**Set problem**
Your task is to copy every line of this material exactly.

**Data to process**

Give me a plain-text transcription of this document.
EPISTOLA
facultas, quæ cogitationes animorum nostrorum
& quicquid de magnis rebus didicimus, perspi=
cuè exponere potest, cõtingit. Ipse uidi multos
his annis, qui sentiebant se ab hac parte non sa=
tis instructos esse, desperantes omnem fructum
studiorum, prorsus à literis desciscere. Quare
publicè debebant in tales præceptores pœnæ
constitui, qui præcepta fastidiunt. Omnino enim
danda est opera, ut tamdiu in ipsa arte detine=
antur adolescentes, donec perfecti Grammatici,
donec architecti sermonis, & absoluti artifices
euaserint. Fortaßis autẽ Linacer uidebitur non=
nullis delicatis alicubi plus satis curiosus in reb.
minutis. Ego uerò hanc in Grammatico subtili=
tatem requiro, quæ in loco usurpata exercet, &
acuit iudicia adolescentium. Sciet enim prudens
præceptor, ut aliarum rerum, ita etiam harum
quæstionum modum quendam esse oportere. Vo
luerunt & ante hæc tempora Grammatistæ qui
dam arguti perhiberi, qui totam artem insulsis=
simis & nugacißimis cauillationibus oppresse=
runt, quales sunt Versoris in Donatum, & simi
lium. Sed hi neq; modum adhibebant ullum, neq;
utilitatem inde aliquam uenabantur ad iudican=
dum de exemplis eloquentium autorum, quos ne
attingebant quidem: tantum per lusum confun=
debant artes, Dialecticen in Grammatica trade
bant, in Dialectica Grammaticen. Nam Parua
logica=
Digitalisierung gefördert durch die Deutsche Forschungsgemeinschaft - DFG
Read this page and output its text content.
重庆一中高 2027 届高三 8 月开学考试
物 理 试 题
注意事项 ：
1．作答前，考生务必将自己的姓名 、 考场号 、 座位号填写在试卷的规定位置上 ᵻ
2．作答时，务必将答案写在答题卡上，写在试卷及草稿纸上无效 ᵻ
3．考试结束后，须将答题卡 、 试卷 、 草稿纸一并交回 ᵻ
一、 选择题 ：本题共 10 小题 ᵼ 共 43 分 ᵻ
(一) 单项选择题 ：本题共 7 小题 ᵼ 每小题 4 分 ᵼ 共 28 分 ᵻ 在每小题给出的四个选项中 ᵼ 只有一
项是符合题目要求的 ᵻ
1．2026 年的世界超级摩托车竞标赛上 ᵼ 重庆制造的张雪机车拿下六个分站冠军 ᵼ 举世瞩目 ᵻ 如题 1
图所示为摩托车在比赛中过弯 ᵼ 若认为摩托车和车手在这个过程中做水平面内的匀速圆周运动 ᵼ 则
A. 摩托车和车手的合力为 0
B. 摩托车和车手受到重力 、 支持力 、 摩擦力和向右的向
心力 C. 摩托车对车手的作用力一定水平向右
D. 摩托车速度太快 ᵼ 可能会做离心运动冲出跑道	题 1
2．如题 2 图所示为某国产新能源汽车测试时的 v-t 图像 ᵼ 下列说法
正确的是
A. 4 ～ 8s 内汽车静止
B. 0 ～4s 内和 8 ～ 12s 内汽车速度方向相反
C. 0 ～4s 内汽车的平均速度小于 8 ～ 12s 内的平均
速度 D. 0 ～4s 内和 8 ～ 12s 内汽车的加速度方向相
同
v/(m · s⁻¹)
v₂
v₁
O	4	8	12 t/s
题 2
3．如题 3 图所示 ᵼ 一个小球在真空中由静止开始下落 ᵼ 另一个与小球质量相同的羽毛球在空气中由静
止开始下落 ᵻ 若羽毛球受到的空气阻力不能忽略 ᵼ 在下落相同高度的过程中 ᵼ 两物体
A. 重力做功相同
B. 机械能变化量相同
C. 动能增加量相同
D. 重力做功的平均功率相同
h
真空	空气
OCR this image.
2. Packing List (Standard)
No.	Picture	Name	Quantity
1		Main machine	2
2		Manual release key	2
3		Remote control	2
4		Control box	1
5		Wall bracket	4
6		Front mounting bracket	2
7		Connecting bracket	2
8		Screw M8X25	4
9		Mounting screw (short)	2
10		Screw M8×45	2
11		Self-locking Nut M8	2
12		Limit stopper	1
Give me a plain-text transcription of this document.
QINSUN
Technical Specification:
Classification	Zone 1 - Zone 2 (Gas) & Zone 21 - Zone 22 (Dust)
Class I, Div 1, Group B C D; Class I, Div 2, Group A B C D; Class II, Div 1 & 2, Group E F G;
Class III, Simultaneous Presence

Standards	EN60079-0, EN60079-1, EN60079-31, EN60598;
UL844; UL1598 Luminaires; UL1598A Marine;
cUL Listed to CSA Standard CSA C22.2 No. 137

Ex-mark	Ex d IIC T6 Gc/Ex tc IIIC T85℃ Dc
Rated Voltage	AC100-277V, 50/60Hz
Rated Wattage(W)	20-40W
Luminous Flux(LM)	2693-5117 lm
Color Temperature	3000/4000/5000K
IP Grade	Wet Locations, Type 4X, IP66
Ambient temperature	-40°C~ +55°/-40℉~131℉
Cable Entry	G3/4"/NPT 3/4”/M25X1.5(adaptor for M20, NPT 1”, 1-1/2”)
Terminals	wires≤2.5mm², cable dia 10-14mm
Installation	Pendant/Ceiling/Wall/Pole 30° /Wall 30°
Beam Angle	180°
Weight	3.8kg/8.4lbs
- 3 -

**Full output**
Give me a plain-text transcription of this document.
EPISTOLA
facultas, quæ cogitationes animorum nostrorum
& quicquid de magnis rebus didicimus, perspi=
cuè exponere potest, cõtingit. Ipse uidi multos
his annis, qui sentiebant se ab hac parte non sa=
tis instructos esse, desperantes omnem fructum
studiorum, prorsus à literis desciscere. Quare
publicè debebant in tales præceptores pœnæ
constitui, qui præcepta fastidiunt. Omnino enim
danda est opera, ut tamdiu in ipsa arte detine=
antur adolescentes, donec perfecti Grammatici,
donec architecti sermonis, & absoluti artifices
euaserint. Fortaßis autẽ Linacer uidebitur non=
nullis delicatis alicubi plus satis curiosus in reb.
minutis. Ego uerò hanc in Grammatico subtili=
tatem requiro, quæ in loco usurpata exercet, &
acuit iudicia adolescentium. Sciet enim prudens
præceptor, ut aliarum rerum, ita etiam harum
quæstionum modum quendam esse oportere. Vo
luerunt & ante hæc tempora Grammatistæ qui
dam arguti perhiberi, qui totam artem insulsis=
simis & nugacißimis cauillationibus oppresse=
runt, quales sunt Versoris in Donatum, & simi
lium. Sed hi neq; modum adhibebant ullum, neq;
utilitatem inde aliquam uenabantur ad iudican=
dum de exemplis eloquentium autorum, quos ne
attingebant quidem: tantum per lusum confun=
debant artes, Dialecticen in Grammatica trade
bant, in Dialectica Grammaticen. Nam Parua
logica=
Digitalisierung gefördert durch die Deutsche Forschungsgemeinschaft - DFG
Read this page and output its text content.
重庆一中高 2027 届高三 8 月开学考试
物 理 试 题
注意事项 ：
1．作答前，考生务必将自己的姓名 、 考场号 、 座位号填写在试卷的规定位置上 ᵻ
2．作答时，务必将答案写在答题卡上，写在试卷及草稿纸上无效 ᵻ
3．考试结束后，须将答题卡 、 试卷 、 草稿纸一并交回 ᵻ
一、 选择题 ：本题共 10 小题 ᵼ 共 43 分 ᵻ
(一) 单项选择题 ：本题共 7 小题 ᵼ 每小题 4 分 ᵼ 共 28 分 ᵻ 在每小题给出的四个选项中 ᵼ 只有一
项是符合题目要求的 ᵻ
1．2026 年的世界超级摩托车竞标赛上 ᵼ 重庆制造的张雪机车拿下六个分站冠军 ᵼ 举世瞩目 ᵻ 如题 1
图所示为摩托车在比赛中过弯 ᵼ 若认为摩托车和车手在这个过程中做水平面内的匀速圆周运动 ᵼ 则
A. 摩托车和车手的合力为 0
B. 摩托车和车手受到重力 、 支持力 、 摩擦力和向右的向
心力 C. 摩托车对车手的作用力一定水平向右
D. 摩托车速度太快 ᵼ 可能会做离心运动冲出跑道	题 1
2．如题 2 图所示为某国产新能源汽车测试时的 v-t 图像 ᵼ 下列说法
正确的是
A. 4 ～ 8s 内汽车静止
B. 0 ～4s 内和 8 ～ 12s 内汽车速度方向相反
C. 0 ～4s 内汽车的平均速度小于 8 ～ 12s 内的平均
速度 D. 0 ～4s 内和 8 ～ 12s 内汽车的加速度方向相
同
v/(m · s⁻¹)
v₂
v₁
O	4	8	12 t/s
题 2
3．如题 3 图所示 ᵼ 一个小球在真空中由静止开始下落 ᵼ 另一个与小球质量相同的羽毛球在空气中由静
止开始下落 ᵻ 若羽毛球受到的空气阻力不能忽略 ᵼ 在下落相同高度的过程中 ᵼ 两物体
A. 重力做功相同
B. 机械能变化量相同
C. 动能增加量相同
D. 重力做功的平均功率相同
h
真空	空气
OCR this image.
2. Packing List (Standard)
No.	Picture	Name	Quantity
1		Main machine	2
2		Manual release key	2
3		Remote control	2
4		Control box	1
5		Wall bracket	4
6		Front mounting bracket	2
7		Connecting bracket	2
8		Screw M8X25	4
9		Mounting screw (short)	2
10		Screw M8×45	2
11		Self-locking Nut M8	2
12		Limit stopper	1
Give me a plain-text transcription of this document.
QINSUN
Technical Specification:
Classification	Zone 1 - Zone 2 (Gas) & Zone 21 - Zone 22 (Dust)
Class I, Div 1, Group B C D; Class I, Div 2, Group A B C D; Class II, Div 1 & 2, Group E F G;
Class III, Simultaneous Presence

Standards	EN60079-0, EN60079-1, EN60079-31, EN60598;
UL844; UL1598 Luminaires; UL1598A Marine;
cUL Listed to CSA Standard CSA C22.2 No. 137

Ex-mark	Ex d IIC T6 Gc/Ex tc IIIC T85℃ Dc
Rated Voltage	AC100-277V, 50/60Hz
Rated Wattage(W)	20-40W
Luminous Flux(LM)	2693-5117 lm
Color Temperature	3000/4000/5000K
IP Grade	Wet Locations, Type 4X, IP66
Ambient temperature	-40°C~ +55°/-40℉~131℉
Cable Entry	G3/4"/NPT 3/4”/M25X1.5(adaptor for M20, NPT 1”, 1-1/2”)
Terminals	wires≤2.5mm², cable dia 10-14mm
Installation	Pendant/Ceiling/Wall/Pole 30° /Wall 30°
Beam Angle	180°
Weight	3.8kg/8.4lbs
- 3 -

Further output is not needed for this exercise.